--- Work request 1 ---
In the post about the writer's father, why did the writer stop phoning and visiting him? Answer in one to three sentences.
--- Work request 2 ---
Using the post about the writer's father, decide whether each statement below agrees with it. Answer yes or no for each and quote the words that decide it.
(a) The father and his wife live in the house where the writer grew up.
(b) The birthday present arrived in time for the March visit.
(c) The father never got in touch while the writer was in and out of the hospital.
--- Work request 3 ---
Resume the post about the writer's father right after its last sentence.

--- Text segment ---
******
My Dad and his wife only live 6 miles away, in the house I grew up in. I'm now 35 weeks pregnant with our second child. Dad is terrible at keeping in contact- I used to ring/drop round to see them etc but tbh found it all too stressful trying to keep a relationship going when there was nothing coming back. He is always pleased to see me/ get a phone call but just doesn't reciprocate. If I didn't bother calling him then we'd never (and I mean that) speak/see each other. He isn't interested in my life- he never asks about our lovely ds who's 3.5 if I'm on the phone or anything else that might be important in our lives and whilst that used to really hurt, I've let that bit of upset go now really and have just acepted that he's not an "interested" parent.
I last saw him in March for his birthday, took round cake/card etc (present was being delivered to his house from online store but hadn't arrived even though I'd ordered well in advance grrr) but haven't heard a thing from him since. Prior to that, I'd been in and out of hospital with hyperemesis and to give him credit he did call me once to see how I was doing.
******
--- Excerpted data ---
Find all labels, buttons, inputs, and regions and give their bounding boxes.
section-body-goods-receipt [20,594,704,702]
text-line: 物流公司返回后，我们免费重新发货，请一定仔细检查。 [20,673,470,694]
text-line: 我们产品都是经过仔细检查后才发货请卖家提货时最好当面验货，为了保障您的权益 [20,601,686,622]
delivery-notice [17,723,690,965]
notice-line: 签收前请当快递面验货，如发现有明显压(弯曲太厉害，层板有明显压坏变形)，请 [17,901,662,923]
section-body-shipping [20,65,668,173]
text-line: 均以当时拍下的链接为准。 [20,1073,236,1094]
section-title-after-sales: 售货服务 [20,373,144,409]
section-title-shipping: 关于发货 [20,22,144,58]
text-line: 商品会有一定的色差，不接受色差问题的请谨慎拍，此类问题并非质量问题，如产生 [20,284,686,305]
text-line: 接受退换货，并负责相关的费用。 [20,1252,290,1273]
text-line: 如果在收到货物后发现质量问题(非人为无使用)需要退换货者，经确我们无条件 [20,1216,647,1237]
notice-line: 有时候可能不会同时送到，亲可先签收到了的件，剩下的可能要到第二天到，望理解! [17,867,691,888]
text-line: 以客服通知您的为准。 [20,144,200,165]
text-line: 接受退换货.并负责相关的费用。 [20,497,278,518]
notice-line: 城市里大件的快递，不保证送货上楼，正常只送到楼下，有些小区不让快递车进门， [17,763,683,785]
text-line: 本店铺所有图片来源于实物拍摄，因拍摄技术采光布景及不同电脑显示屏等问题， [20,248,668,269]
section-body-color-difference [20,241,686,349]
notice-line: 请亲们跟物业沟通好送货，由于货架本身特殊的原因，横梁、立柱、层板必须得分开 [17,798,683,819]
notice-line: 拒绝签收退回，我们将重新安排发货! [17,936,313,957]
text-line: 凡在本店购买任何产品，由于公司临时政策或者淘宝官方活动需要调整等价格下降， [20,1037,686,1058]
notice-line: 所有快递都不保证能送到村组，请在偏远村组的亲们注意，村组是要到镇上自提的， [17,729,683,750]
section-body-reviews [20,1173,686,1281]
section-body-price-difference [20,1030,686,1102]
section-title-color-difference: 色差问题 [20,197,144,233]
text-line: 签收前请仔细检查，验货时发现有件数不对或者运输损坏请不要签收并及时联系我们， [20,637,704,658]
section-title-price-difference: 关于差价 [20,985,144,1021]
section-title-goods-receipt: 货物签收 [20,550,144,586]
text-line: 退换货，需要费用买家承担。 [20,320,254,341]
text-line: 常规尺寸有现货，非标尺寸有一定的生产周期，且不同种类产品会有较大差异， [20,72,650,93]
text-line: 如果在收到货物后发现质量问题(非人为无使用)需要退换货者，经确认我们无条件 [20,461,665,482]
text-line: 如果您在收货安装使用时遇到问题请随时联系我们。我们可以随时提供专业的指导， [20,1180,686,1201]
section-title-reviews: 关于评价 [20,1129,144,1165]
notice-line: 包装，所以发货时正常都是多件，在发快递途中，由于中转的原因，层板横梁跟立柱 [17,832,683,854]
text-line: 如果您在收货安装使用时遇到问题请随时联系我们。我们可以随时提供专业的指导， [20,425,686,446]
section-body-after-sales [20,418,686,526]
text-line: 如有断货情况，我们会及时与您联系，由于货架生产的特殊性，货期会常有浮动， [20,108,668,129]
******
--- Response box 1 ---
The writer found it too stressful to keep a relationship going when nothing came back from the father. He was always pleased to see or hear from the writer, but he never reciprocated.

--- Response box 2 ---
(a) Yes: "My Dad and his wife only live 6 miles away, in the house I grew up in."
(b) No: "hadn't arrived even though I'd ordered well in advance"
(c) No: "to give him credit he did call me once to see how I was doing."

--- Response box 3 ---
Now I'm in a dilemma- I'm so disappointed (but not surprised iykwim) that he's not been in contact since the start of March that I don't know whether I should take it that he's just not that bothered about this baby (in the same way that he's not bothered about ds) and so I don't need to tell him immediately that it's been born.
Actually now I've just written that last sentence I can see how petty it sounds, like I'm trying to make a point to him but I suppose it is like that really. I could have called him/been over to see him but as he makes so little effort to keep our relationship going I made a decision just after ds was born to not spend the energy maintaining a relationship that upset me so much and caused so much stress and worry (I'd wind myself up before visits/calls etc). When ds arrived and I felt my force of love for him, I just couldn't understand how a parent could never be interested in their child's life no matter how old the child. So took a step back from dad and decided to concentrate instead on our little family.
Not sure what advice/opinion I'm asking for here but guess it's that I'm not sure how to handle telling dad that he's a grandpa again.
Sorry this was a bit of a long old rant!